▶ [WHAT THE TASK REQUIRES]
Provide the number of lines where the word "type" occurs, and no other text.

(Dataset listings of figures)

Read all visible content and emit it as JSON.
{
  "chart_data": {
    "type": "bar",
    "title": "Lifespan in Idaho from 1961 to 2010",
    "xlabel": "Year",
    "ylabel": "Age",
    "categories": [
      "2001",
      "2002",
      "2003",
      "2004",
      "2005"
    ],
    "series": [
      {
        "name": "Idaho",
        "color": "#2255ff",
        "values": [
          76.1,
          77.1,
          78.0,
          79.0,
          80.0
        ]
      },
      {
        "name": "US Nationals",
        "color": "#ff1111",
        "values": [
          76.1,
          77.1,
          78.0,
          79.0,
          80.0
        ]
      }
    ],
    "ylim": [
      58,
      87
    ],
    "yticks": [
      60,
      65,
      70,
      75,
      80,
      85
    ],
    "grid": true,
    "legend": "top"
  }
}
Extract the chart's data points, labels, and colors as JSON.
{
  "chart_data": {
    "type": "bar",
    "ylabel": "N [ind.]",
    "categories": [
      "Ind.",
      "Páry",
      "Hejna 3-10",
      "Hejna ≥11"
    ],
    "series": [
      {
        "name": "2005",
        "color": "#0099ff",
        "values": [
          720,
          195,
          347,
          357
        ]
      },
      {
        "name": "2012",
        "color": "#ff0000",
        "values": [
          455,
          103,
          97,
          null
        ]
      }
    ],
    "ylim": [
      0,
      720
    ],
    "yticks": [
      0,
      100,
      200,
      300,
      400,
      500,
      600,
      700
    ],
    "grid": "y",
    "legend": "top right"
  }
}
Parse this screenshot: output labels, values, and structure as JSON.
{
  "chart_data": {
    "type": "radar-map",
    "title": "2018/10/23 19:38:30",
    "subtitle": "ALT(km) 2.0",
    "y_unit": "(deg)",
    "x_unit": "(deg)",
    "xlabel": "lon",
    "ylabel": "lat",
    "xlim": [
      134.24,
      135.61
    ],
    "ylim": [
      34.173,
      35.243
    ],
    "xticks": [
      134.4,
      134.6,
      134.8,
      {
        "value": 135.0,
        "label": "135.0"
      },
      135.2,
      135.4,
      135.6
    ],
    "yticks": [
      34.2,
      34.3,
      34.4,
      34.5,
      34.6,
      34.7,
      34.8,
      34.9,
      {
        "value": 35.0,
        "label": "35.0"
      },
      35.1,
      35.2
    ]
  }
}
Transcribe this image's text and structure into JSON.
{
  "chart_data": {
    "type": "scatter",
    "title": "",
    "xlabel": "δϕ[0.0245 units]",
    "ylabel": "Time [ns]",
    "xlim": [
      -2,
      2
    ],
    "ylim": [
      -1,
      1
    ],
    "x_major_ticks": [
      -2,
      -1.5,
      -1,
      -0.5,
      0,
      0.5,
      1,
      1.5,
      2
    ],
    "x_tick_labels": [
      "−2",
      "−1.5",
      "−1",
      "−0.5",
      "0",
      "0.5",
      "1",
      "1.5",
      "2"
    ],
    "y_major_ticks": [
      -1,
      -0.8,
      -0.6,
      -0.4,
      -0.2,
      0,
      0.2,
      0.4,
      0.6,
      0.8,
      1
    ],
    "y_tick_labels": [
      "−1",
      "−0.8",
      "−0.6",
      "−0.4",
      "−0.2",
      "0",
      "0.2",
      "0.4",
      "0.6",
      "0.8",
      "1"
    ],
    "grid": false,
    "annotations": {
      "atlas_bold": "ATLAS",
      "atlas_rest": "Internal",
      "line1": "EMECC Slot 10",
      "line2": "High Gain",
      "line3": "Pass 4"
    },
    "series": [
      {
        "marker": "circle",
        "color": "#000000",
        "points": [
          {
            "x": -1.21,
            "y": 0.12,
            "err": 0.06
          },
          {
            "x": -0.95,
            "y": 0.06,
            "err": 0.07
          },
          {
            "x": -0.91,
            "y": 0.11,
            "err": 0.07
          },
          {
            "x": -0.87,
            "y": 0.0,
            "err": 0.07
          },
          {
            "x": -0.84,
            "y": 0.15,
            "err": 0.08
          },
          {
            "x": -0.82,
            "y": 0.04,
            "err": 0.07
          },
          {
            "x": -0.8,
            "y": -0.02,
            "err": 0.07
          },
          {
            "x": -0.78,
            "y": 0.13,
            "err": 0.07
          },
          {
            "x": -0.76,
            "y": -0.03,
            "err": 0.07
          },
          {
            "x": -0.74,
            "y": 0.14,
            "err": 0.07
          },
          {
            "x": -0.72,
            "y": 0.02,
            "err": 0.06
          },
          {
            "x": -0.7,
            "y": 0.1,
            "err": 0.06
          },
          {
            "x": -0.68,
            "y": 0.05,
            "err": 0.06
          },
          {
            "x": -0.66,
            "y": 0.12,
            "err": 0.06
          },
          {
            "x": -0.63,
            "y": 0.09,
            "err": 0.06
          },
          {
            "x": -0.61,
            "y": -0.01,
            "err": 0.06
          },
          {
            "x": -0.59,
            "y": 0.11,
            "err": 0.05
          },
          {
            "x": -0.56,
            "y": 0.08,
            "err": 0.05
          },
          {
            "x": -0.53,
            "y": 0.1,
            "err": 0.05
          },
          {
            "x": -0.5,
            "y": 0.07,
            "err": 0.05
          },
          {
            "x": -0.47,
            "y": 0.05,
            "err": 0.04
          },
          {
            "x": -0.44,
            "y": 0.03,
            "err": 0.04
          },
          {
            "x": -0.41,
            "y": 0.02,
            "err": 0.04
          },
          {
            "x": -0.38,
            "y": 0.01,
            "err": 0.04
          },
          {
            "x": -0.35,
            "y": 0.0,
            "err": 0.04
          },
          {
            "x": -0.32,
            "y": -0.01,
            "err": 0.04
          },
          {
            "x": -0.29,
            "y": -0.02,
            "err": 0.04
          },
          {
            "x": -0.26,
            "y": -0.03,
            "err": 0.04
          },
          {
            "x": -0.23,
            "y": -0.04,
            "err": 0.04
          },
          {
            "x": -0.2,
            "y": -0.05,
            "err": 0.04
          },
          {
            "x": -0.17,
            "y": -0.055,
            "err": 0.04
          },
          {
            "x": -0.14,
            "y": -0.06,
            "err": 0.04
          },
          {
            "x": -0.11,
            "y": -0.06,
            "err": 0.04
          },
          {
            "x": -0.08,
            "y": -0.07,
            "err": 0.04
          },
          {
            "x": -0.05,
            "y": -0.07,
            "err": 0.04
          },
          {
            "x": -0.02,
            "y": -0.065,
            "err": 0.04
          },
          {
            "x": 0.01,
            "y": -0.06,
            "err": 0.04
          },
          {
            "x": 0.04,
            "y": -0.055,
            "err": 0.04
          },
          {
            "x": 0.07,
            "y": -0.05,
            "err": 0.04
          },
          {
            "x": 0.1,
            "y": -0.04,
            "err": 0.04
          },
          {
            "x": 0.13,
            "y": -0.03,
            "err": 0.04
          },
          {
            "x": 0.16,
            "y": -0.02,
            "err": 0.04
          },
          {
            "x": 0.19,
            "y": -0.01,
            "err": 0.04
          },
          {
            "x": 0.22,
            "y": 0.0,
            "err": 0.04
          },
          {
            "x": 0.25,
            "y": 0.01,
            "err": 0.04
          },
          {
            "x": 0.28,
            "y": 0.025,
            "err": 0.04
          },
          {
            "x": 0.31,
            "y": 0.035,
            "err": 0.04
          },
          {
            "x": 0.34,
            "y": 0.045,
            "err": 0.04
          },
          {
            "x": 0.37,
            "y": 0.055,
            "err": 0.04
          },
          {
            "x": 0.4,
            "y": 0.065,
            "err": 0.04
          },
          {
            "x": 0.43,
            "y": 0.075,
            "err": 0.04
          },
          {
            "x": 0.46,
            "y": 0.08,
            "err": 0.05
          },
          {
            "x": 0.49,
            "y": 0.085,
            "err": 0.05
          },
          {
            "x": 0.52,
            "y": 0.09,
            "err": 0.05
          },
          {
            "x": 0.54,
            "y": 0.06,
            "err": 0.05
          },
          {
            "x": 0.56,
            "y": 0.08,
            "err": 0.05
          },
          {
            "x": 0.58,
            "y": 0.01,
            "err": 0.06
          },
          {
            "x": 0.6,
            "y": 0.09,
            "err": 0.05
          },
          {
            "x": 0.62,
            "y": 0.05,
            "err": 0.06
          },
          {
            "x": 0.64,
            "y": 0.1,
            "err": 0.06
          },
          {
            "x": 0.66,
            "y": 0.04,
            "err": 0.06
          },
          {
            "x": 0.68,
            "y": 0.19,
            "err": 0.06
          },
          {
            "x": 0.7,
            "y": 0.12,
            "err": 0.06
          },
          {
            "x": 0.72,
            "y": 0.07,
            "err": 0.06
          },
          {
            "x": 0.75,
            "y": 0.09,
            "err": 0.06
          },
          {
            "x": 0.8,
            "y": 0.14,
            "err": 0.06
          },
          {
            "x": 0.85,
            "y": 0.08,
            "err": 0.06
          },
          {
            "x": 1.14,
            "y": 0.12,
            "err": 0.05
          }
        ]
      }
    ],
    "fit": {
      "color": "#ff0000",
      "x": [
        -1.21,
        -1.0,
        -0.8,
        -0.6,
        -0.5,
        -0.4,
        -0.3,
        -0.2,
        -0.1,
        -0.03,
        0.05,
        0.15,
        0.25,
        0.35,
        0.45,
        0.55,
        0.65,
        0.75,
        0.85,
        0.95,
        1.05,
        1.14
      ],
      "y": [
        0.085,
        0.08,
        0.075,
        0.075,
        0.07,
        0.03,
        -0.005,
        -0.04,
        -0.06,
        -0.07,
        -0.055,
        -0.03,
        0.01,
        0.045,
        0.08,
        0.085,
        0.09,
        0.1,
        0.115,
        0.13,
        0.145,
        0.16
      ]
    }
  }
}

▶ [ANSWER TO THIS PROBLEM]
4